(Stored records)
◇ ◇ ◇

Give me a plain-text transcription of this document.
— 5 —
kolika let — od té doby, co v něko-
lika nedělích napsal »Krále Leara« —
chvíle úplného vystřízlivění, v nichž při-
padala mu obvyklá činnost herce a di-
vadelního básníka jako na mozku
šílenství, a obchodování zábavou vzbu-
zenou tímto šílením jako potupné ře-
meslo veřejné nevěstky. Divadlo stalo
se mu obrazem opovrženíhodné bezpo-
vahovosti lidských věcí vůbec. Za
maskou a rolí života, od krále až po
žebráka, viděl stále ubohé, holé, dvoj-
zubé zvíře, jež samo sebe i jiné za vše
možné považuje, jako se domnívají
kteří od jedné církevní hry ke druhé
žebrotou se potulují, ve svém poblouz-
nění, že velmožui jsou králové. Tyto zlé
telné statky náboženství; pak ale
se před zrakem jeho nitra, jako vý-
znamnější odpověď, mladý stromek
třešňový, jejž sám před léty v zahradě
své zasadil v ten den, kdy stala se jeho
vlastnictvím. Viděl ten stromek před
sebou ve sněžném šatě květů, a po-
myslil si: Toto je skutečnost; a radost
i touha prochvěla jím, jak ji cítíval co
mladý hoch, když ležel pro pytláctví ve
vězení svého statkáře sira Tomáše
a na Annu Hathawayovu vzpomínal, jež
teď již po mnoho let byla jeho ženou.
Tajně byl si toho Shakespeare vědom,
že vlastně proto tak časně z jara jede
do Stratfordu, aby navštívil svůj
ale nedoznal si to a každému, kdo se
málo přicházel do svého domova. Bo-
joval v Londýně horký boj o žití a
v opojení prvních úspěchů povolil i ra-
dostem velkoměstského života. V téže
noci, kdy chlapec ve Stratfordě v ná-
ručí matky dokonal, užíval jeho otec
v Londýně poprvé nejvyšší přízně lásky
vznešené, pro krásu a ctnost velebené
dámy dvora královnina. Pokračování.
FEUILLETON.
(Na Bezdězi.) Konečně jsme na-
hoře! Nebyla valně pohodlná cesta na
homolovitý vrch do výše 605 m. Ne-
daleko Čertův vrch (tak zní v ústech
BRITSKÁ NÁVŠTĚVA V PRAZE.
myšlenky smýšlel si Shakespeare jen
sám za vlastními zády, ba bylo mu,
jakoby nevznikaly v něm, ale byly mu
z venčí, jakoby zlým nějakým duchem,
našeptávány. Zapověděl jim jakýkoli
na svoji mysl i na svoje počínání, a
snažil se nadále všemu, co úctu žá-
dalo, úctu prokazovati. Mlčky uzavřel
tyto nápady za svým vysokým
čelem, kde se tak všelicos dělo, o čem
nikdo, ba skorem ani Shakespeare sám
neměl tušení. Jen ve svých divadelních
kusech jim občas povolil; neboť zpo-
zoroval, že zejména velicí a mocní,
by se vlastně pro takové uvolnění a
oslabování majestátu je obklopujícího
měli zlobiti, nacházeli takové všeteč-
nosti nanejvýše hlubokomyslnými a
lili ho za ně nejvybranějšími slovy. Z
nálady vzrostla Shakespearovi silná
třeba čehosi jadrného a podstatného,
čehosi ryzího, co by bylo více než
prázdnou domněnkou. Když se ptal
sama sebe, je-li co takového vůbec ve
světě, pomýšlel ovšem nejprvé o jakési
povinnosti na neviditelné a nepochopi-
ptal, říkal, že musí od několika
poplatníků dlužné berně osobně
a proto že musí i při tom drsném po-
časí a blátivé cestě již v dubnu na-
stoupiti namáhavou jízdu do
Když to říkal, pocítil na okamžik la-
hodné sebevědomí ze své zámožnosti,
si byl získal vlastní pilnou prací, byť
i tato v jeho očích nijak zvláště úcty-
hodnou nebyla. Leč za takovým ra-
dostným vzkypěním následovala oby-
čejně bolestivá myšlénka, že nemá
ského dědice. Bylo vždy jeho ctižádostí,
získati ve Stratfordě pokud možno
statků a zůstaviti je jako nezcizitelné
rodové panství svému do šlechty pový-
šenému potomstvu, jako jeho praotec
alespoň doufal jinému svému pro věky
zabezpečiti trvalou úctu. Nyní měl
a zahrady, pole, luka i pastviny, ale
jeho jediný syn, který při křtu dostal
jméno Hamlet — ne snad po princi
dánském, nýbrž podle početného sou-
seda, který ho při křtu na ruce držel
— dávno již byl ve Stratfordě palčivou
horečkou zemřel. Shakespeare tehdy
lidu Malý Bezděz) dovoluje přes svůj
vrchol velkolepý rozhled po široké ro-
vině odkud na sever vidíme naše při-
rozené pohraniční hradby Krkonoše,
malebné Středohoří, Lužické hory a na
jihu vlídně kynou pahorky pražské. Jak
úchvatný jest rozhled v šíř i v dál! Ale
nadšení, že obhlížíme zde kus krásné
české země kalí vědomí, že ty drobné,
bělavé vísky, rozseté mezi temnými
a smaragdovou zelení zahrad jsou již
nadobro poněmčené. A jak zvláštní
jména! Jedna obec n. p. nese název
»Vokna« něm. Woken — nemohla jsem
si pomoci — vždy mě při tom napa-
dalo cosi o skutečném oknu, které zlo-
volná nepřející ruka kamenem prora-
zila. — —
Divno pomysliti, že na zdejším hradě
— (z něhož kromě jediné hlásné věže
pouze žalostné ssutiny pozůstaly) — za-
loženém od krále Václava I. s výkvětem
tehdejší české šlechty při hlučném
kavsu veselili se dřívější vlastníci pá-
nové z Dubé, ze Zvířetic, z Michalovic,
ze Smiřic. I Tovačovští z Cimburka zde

◇ ◇ ◇

### Requirement
Copy down the material exactly as written.

### Written solution
Give me a plain-text transcription of this document.
— 5 —
kolika let — od té doby, co v něko-
lika nedělích napsal »Krále Leara« —
chvíle úplného vystřízlivění, v nichž při-
padala mu obvyklá činnost herce a di-
vadelního básníka jako na mozku
šílenství, a obchodování zábavou vzbu-
zenou tímto šílením jako potupné ře-
meslo veřejné nevěstky. Divadlo stalo
se mu obrazem opovrženíhodné bezpo-
vahovosti lidských věcí vůbec. Za
maskou a rolí života, od krále až po
žebráka, viděl stále ubohé, holé, dvoj-
zubé zvíře, jež samo sebe i jiné za vše
možné považuje, jako se domnívají
kteří od jedné církevní hry ke druhé
žebrotou se potulují, ve svém poblouz-
nění, že velmožui jsou králové. Tyto zlé
telné statky náboženství; pak ale
se před zrakem jeho nitra, jako vý-
znamnější odpověď, mladý stromek
třešňový, jejž sám před léty v zahradě
své zasadil v ten den, kdy stala se jeho
vlastnictvím. Viděl ten stromek před
sebou ve sněžném šatě květů, a po-
myslil si: Toto je skutečnost; a radost
i touha prochvěla jím, jak ji cítíval co
mladý hoch, když ležel pro pytláctví ve
vězení svého statkáře sira Tomáše
a na Annu Hathawayovu vzpomínal, jež
teď již po mnoho let byla jeho ženou.
Tajně byl si toho Shakespeare vědom,
že vlastně proto tak časně z jara jede
do Stratfordu, aby navštívil svůj
ale nedoznal si to a každému, kdo se
málo přicházel do svého domova. Bo-
joval v Londýně horký boj o žití a
v opojení prvních úspěchů povolil i ra-
dostem velkoměstského života. V téže
noci, kdy chlapec ve Stratfordě v ná-
ručí matky dokonal, užíval jeho otec
v Londýně poprvé nejvyšší přízně lásky
vznešené, pro krásu a ctnost velebené
dámy dvora královnina. Pokračování.
FEUILLETON.
(Na Bezdězi.) Konečně jsme na-
hoře! Nebyla valně pohodlná cesta na
homolovitý vrch do výše 605 m. Ne-
daleko Čertův vrch (tak zní v ústech
BRITSKÁ NÁVŠTĚVA V PRAZE.
myšlenky smýšlel si Shakespeare jen
sám za vlastními zády, ba bylo mu,
jakoby nevznikaly v něm, ale byly mu
z venčí, jakoby zlým nějakým duchem,
našeptávány. Zapověděl jim jakýkoli
na svoji mysl i na svoje počínání, a
snažil se nadále všemu, co úctu žá-
dalo, úctu prokazovati. Mlčky uzavřel
tyto nápady za svým vysokým
čelem, kde se tak všelicos dělo, o čem
nikdo, ba skorem ani Shakespeare sám
neměl tušení. Jen ve svých divadelních
kusech jim občas povolil; neboť zpo-
zoroval, že zejména velicí a mocní,
by se vlastně pro takové uvolnění a
oslabování majestátu je obklopujícího
měli zlobiti, nacházeli takové všeteč-
nosti nanejvýše hlubokomyslnými a
lili ho za ně nejvybranějšími slovy. Z
nálady vzrostla Shakespearovi silná
třeba čehosi jadrného a podstatného,
čehosi ryzího, co by bylo více než
prázdnou domněnkou. Když se ptal
sama sebe, je-li co takového vůbec ve
světě, pomýšlel ovšem nejprvé o jakési
povinnosti na neviditelné a nepochopi-
ptal, říkal, že musí od několika
poplatníků dlužné berně osobně
a proto že musí i při tom drsném po-
časí a blátivé cestě již v dubnu na-
stoupiti namáhavou jízdu do
Když to říkal, pocítil na okamžik la-
hodné sebevědomí ze své zámožnosti,
si byl získal vlastní pilnou prací, byť
i tato v jeho očích nijak zvláště úcty-
hodnou nebyla. Leč za takovým ra-
dostným vzkypěním následovala oby-
čejně bolestivá myšlénka, že nemá
ského dědice. Bylo vždy jeho ctižádostí,
získati ve Stratfordě pokud možno
statků a zůstaviti je jako nezcizitelné
rodové panství svému do šlechty pový-
šenému potomstvu, jako jeho praotec
alespoň doufal jinému svému pro věky
zabezpečiti trvalou úctu. Nyní měl
a zahrady, pole, luka i pastviny, ale
jeho jediný syn, který při křtu dostal
jméno Hamlet — ne snad po princi
dánském, nýbrž podle početného sou-
seda, který ho při křtu na ruce držel
— dávno již byl ve Stratfordě palčivou
horečkou zemřel. Shakespeare tehdy
lidu Malý Bezděz) dovoluje přes svůj
vrchol velkolepý rozhled po široké ro-
vině odkud na sever vidíme naše při-
rozené pohraniční hradby Krkonoše,
malebné Středohoří, Lužické hory a na
jihu vlídně kynou pahorky pražské. Jak
úchvatný jest rozhled v šíř i v dál! Ale
nadšení, že obhlížíme zde kus krásné
české země kalí vědomí, že ty drobné,
bělavé vísky, rozseté mezi temnými
a smaragdovou zelení zahrad jsou již
nadobro poněmčené. A jak zvláštní
jména! Jedna obec n. p. nese název
»Vokna« něm. Woken — nemohla jsem
si pomoci — vždy mě při tom napa-
dalo cosi o skutečném oknu, které zlo-
volná nepřející ruka kamenem prora-
zila. — —
Divno pomysliti, že na zdejším hradě
— (z něhož kromě jediné hlásné věže
pouze žalostné ssutiny pozůstaly) — za-
loženém od krále Václava I. s výkvětem
tehdejší české šlechty při hlučném
kavsu veselili se dřívější vlastníci pá-
nové z Dubé, ze Zvířetic, z Michalovic,
ze Smiřic. I Tovačovští z Cimburka zde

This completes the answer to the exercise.